━━━ Dataset entries ━━━

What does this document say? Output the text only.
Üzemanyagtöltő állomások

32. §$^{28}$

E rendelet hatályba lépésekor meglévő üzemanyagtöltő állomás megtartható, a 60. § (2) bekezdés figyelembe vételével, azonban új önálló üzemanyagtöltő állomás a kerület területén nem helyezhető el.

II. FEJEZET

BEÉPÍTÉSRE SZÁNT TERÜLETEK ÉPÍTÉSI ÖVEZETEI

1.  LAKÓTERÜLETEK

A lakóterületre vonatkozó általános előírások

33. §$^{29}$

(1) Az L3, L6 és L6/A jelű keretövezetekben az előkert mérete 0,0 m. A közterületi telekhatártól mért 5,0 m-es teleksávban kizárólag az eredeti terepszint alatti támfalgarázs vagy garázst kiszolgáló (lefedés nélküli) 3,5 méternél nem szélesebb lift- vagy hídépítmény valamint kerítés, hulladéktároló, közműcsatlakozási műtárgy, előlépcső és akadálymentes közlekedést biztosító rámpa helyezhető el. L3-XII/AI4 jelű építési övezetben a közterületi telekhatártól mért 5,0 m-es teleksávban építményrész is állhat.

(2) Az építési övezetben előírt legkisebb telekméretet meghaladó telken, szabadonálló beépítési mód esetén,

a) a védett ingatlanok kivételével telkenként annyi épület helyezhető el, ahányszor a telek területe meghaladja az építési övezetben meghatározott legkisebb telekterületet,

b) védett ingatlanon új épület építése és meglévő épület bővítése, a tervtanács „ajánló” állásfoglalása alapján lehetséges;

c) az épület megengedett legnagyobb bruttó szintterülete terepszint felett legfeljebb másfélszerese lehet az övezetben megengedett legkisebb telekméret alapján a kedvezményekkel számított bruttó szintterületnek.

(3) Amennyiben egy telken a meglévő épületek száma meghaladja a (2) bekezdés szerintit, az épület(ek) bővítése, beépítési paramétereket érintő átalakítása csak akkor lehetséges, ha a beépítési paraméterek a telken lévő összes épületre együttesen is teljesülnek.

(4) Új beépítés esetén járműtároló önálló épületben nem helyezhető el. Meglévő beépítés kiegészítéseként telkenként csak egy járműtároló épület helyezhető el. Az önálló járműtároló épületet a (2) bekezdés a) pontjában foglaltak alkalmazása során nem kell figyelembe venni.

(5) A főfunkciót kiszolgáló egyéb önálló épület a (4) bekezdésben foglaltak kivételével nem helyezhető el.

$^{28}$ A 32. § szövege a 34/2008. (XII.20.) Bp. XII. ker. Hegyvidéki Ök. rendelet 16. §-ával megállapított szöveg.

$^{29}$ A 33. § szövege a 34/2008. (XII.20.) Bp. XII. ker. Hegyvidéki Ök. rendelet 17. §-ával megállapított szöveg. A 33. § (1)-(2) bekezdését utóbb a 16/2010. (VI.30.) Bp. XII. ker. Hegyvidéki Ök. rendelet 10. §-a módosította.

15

━━━
━━━ Dataset entries ━━━

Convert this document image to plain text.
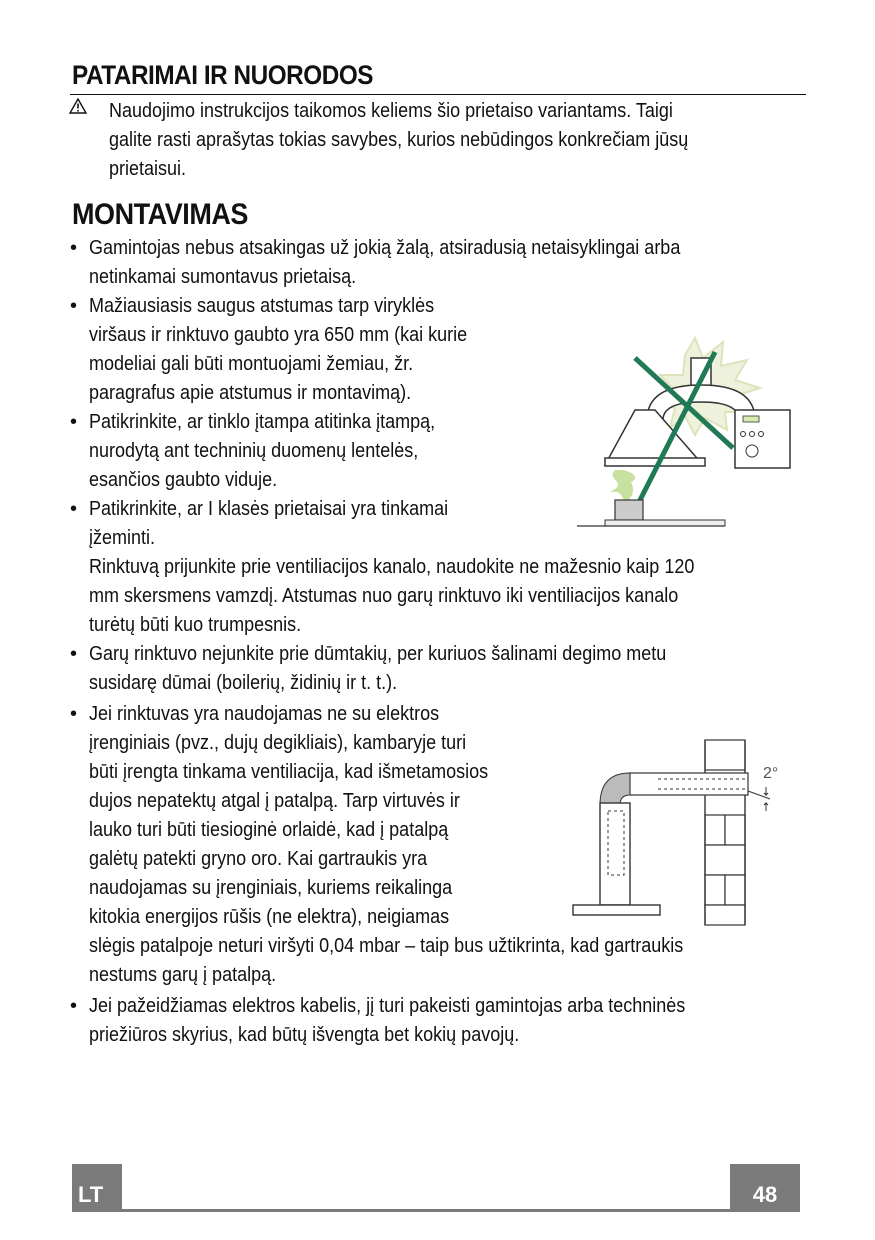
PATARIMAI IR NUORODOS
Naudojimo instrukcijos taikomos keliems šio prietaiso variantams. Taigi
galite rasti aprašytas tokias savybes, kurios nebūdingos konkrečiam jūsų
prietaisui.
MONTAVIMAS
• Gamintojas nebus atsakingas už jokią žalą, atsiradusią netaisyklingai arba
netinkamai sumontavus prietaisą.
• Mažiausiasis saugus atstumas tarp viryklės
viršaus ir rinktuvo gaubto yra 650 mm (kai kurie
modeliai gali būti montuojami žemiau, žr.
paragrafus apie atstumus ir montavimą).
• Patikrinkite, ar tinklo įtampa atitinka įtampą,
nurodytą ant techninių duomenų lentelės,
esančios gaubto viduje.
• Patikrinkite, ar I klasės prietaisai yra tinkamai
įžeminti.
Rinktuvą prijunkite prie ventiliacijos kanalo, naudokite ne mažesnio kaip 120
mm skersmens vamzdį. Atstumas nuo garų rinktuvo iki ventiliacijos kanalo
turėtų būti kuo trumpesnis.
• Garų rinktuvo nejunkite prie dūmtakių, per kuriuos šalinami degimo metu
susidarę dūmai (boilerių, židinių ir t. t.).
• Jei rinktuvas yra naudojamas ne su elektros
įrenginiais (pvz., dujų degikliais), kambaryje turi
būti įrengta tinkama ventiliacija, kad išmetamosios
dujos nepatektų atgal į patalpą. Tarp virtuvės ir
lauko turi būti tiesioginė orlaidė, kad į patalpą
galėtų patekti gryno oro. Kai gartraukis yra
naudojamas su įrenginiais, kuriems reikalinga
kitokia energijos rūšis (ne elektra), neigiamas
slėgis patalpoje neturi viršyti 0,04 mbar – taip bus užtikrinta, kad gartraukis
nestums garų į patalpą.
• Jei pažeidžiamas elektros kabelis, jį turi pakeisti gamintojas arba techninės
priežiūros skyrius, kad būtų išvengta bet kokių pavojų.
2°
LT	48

━━━

> [What is needed]: Where a line above contains the string "legkisebb", copy that line.

> [The reply]:
(2) Az építési övezetben előírt legkisebb telekméretet meghaladó telken, szabadonálló beépítési mód esetén,
a) a védett ingatlanok kivételével telkenként annyi épület helyezhető el, ahányszor a telek területe meghaladja az építési övezetben meghatározott legkisebb telekterületet,
c) az épület megengedett legnagyobb bruttó szintterülete terepszint felett legfeljebb másfélszerese lehet az övezetben megengedett legkisebb telekméret alapján a kedvezményekkel számított bruttó szintterületnek.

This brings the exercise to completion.